= Required task 1 =
In the commentary on chapter 8 of the Gita, what does "Madhu" also mean in the word Madhusudhana?

= Text segment =
──────
Starting chapter 8, Swamiji said, this chapter is primarily based upon the last two shlokas of chapter 7. In Chapter 7, in the last two shlokas, Sri Krishna introduced some technical terms without explaining them. They were: Karma, Brahma, Adhyatmam, Adhibhutam, Adhidaivam, and Adhiyajnam. He also mentioned remembering god at the time of death.
The last one naturally creates a curiosity in Arjuna’s mind as to why Sri Krishna should talk about Ishwara smaranam at the time of death. He feels there must be some significance to it. Arjuna, in fact, has a total of seven questions. They are regarding the six technical terms and remembering god at time of death. Chapter 8 is dedicated to answering these seven questions. In answering these seven questions Sri Krishna also introduces saguna ishwara dhyanam. Here, Sri Krishna highlights Sadhana Upasana. In the middle of the Gita upasana is discussed. So, the chapter begins with Arjunas questions.
Shloka # 1:
किं तद्ब्रह्म किमध्यात्मं किं कर्म पुरुषोत्तम।
अधिभूतं च किं प्रोक्तमधिदैवं किमुच्यते।।8.1।।
Arjuna asked the following questions:
- What is Brahman?
- What is Adhyatmam?
- What is Karma? While dictionary meaning of word is action, what does it mean here?
- What is adhibhutam?
- What is adhidaivam?
Please answer these five questions.
Shloka # 2:
अधियज्ञः कथं कोऽत्र देहेऽस्मिन्मधुसूदन।
प्रयाणकाले च कथं ज्ञेयोऽसि नियतात्मभिः।।8.2।।
Arjuna continues, O Madhusudhana, Please answer:
- Who or what is Adhiyagna?
6.b. How does Adhiyagna reside in the body; a side question.
7.a. What is significance of remembering god at time of death?
7.b. How can one remember god at time of death?
Even living beings can’t remember god, how can I remember god at time of death when all my faculties are fading? Is there a technique? Please teach me Sri Krishna?
How are You to be remembered by committed people, by integrated people and by people with self-control?
There must be a tremendous control over the mind required to remember the Lord at the time of death; therefore how can self-controlled people remember God at the time of death? This is the 7th question regarding antahkala smaranam.
In the shloka, in the word Madhusudhana, Madhu also means karmaphalam. Therefore, Madhusudhana is destroyer of all karmas or one who gives mokhsa.
──────
= Data excerpts =
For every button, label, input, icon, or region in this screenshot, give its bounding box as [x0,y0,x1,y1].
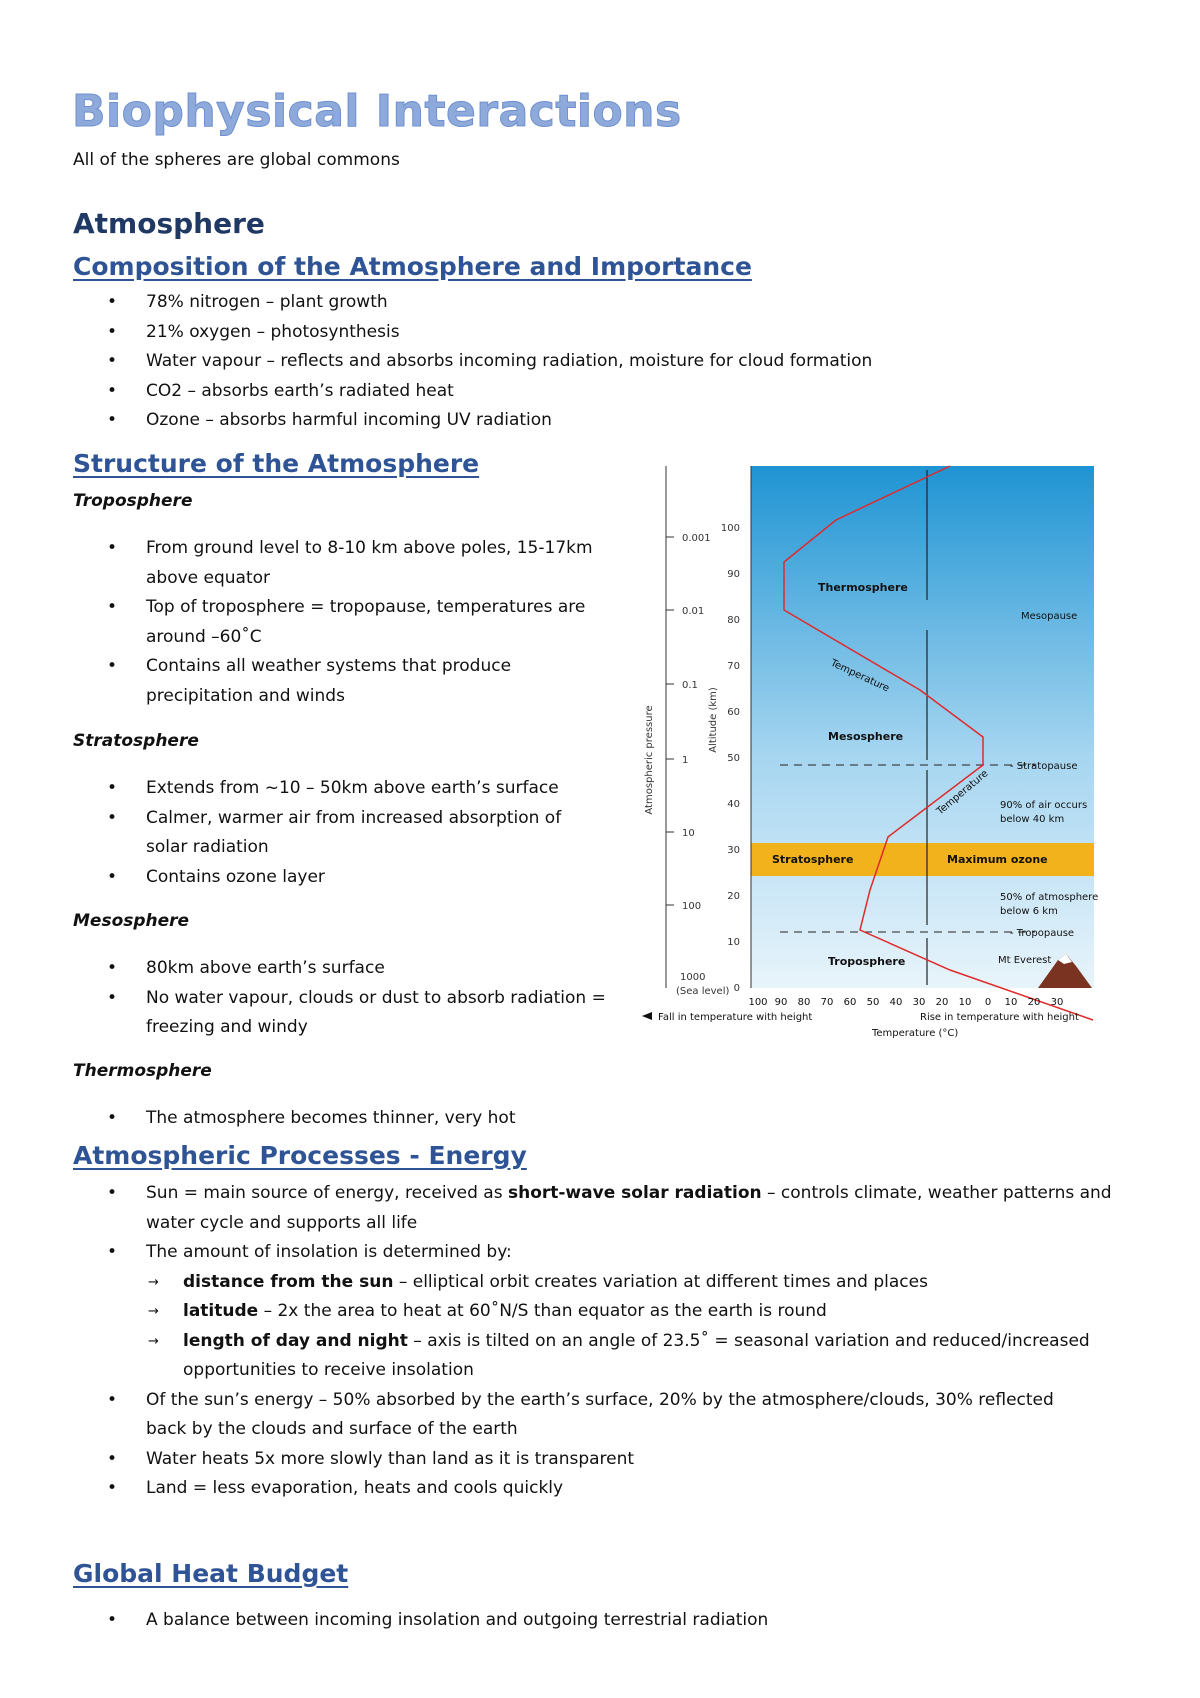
altitude-ticks [721,523,740,994]
temperature-axis-label: Temperature (°C) [872,1028,959,1039]
heat-budget-list [73,1606,768,1636]
thermosphere-layer-label: Thermosphere [818,581,908,594]
list-item: • 80km above earth’s surface [73,954,606,984]
maximum-ozone-label: Maximum ozone [947,853,1048,866]
list-item: • The amount of insolation is determined by: [73,1238,1112,1268]
tick-label: 0.001 [682,533,711,544]
svg-text:100: 100 [720,523,740,534]
list-item-continuation: solar radiation [146,837,269,857]
insolation-factors-list [146,1268,1112,1386]
stratopause-label: - Stratopause [1010,761,1078,772]
list-item: • Contains ozone layer [73,863,561,893]
list-item: • No water vapour, clouds or dust to absorb radiation = [73,984,606,1014]
atmosphere-structure-figure [640,460,1120,1040]
composition-list [73,288,872,436]
document-title: Biophysical Interactions [72,86,682,137]
list-item: • From ground level to 8-10 km above poles, 15-17km [73,534,593,564]
sub-list-container [73,1268,1112,1386]
svg-text:90: 90 [727,569,740,580]
svg-text:60: 60 [843,997,857,1008]
composition-heading: Composition of the Atmosphere and Importance [73,252,752,281]
svg-text:50: 50 [866,997,880,1008]
svg-text:40: 40 [889,997,903,1008]
svg-text:50: 50 [727,753,740,764]
list-item: • The atmosphere becomes thinner, very hot [73,1104,515,1134]
list-item: • Contains all weather systems that produce [73,652,593,682]
tick-label: 0.1 [682,680,698,691]
tick-label: 10 [682,828,695,839]
energy-list [73,1179,1112,1504]
list-item: • CO2 – absorbs earth’s radiated heat [73,377,872,407]
tick-label: 0.01 [682,606,705,617]
everest-label: Mt Everest [998,955,1052,966]
list-item: • Ozone – absorbs harmful incoming UV radiation [73,406,872,436]
heat-budget-heading: Global Heat Budget [73,1559,349,1588]
svg-text:20: 20 [935,997,949,1008]
list-item-continuation: precipitation and winds [146,685,345,706]
sub-list-item: → length of day and night – axis is tilted on an angle of 23.5˚ = seasonal variation and reduced/increased [146,1327,1112,1357]
temperature-ticks [748,997,1063,1008]
list-item: • Water vapour – reflects and absorbs incoming radiation, moisture for cloud formation [73,347,872,377]
fall-arrow-icon [642,1012,652,1020]
tick-label: 1000 [680,972,706,983]
list-item-continuation: above equator [146,567,271,588]
svg-text:20: 20 [1027,997,1041,1008]
tick-label: (Sea level) [676,986,730,997]
list-item: • 78% nitrogen – plant growth [73,288,872,318]
svg-text:90: 90 [774,997,788,1008]
mesopause-label: Mesopause [1021,611,1078,622]
list-item: • A balance between incoming insolation and outgoing terrestrial radiation [73,1606,768,1636]
temperature-curve-label-upper: Temperature [828,657,891,695]
rise-in-temperature-label: Rise in temperature with height [920,1012,1079,1023]
svg-text:100: 100 [748,997,768,1008]
svg-text:80: 80 [797,997,811,1008]
svg-text:80: 80 [727,615,740,626]
troposphere-layer-label: Troposphere [828,955,906,968]
sub-list-item: → distance from the sun – elliptical orbit creates variation at different times and places [146,1268,1112,1298]
stratosphere-label: Stratosphere [73,731,199,751]
note-50-line2: below 6 km [1000,906,1058,917]
mesosphere-label: Mesosphere [73,911,190,931]
stratosphere-layer-label: Stratosphere [772,853,854,866]
altitude-axis-label: Altitude (km) [708,687,719,753]
sub-list-item: → latitude – 2x the area to heat at 60˚N/S than equator as the earth is round [146,1297,1112,1327]
pressure-ticks [666,533,729,997]
list-item-continuation: water cycle and supports all life [146,1212,418,1233]
svg-text:10: 10 [958,997,972,1008]
svg-text:0: 0 [984,997,992,1008]
svg-text:60: 60 [727,707,740,718]
troposphere-label: Troposphere [73,491,193,511]
pressure-axis-label: Atmospheric pressure [644,705,655,815]
structure-heading: Structure of the Atmosphere [73,449,480,478]
svg-text:70: 70 [820,997,834,1008]
list-item: • 21% oxygen – photosynthesis [73,318,872,348]
svg-text:30: 30 [912,997,926,1008]
list-item-continuation: back by the clouds and surface of the earth [146,1419,518,1439]
list-item: • Top of troposphere = tropopause, temperatures are [73,593,593,623]
mesosphere-layer-label: Mesosphere [828,730,904,743]
svg-text:0: 0 [733,983,740,994]
svg-text:30: 30 [1050,997,1064,1008]
list-item: • Land = less evaporation, heats and cools quickly [73,1474,1112,1504]
svg-text:20: 20 [727,891,740,902]
list-item: • Extends from ~10 – 50km above earth’s surface [73,774,561,804]
document-subtitle: All of the spheres are global commons [73,150,400,170]
list-item: • Of the sun’s energy – 50% absorbed by the earth’s surface, 20% by the atmosphere/clouds, 30% reflected [73,1386,1112,1416]
tropopause-label: - Tropopause [1010,928,1075,939]
svg-text:70: 70 [727,661,740,672]
energy-heading: Atmospheric Processes - Energy [73,1141,527,1170]
svg-text:10: 10 [727,937,740,948]
tick-label: 1 [682,755,689,766]
tick-label: 100 [682,901,702,912]
svg-text:40: 40 [727,799,740,810]
note-50-line1: 50% of atmosphere [1000,892,1099,903]
list-item: • Water heats 5x more slowly than land as it is transparent [73,1445,1112,1475]
list-item-continuation: around –60˚C [146,626,262,647]
thermosphere-list [73,1104,515,1134]
stratosphere-list [73,774,561,892]
list-item-continuation: freezing and windy [146,1017,308,1037]
mesosphere-list [73,954,606,1043]
atmosphere-heading: Atmosphere [73,207,265,240]
note-90-line2: below 40 km [1000,814,1065,825]
thermosphere-label: Thermosphere [73,1061,212,1081]
troposphere-list [73,534,593,711]
svg-text:30: 30 [727,845,740,856]
svg-text:10: 10 [1004,997,1018,1008]
temperature-curve-label-lower: Temperature [934,768,991,818]
sub-list-item-continuation: opportunities to receive insolation [183,1360,474,1380]
list-item: • Calmer, warmer air from increased absorption of [73,804,561,834]
note-90-line1: 90% of air occurs [1000,800,1088,811]
fall-in-temperature-label: Fall in temperature with height [658,1012,813,1023]
list-item: • Sun = main source of energy, received as short-wave solar radiation – controls climate, weather patterns and [73,1179,1112,1209]
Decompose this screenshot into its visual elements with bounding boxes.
──────
= Required task 2 =
Find every line of the listing that contains the string "screenshot", matching case exactly.

= Final answer 1 =
Karmaphalam.

= Final answer 2 =
For every button, label, input, icon, or region in this screenshot, give its bounding box as [x0,y0,x1,y1].
Decompose this screenshot into its visual elements with bounding boxes.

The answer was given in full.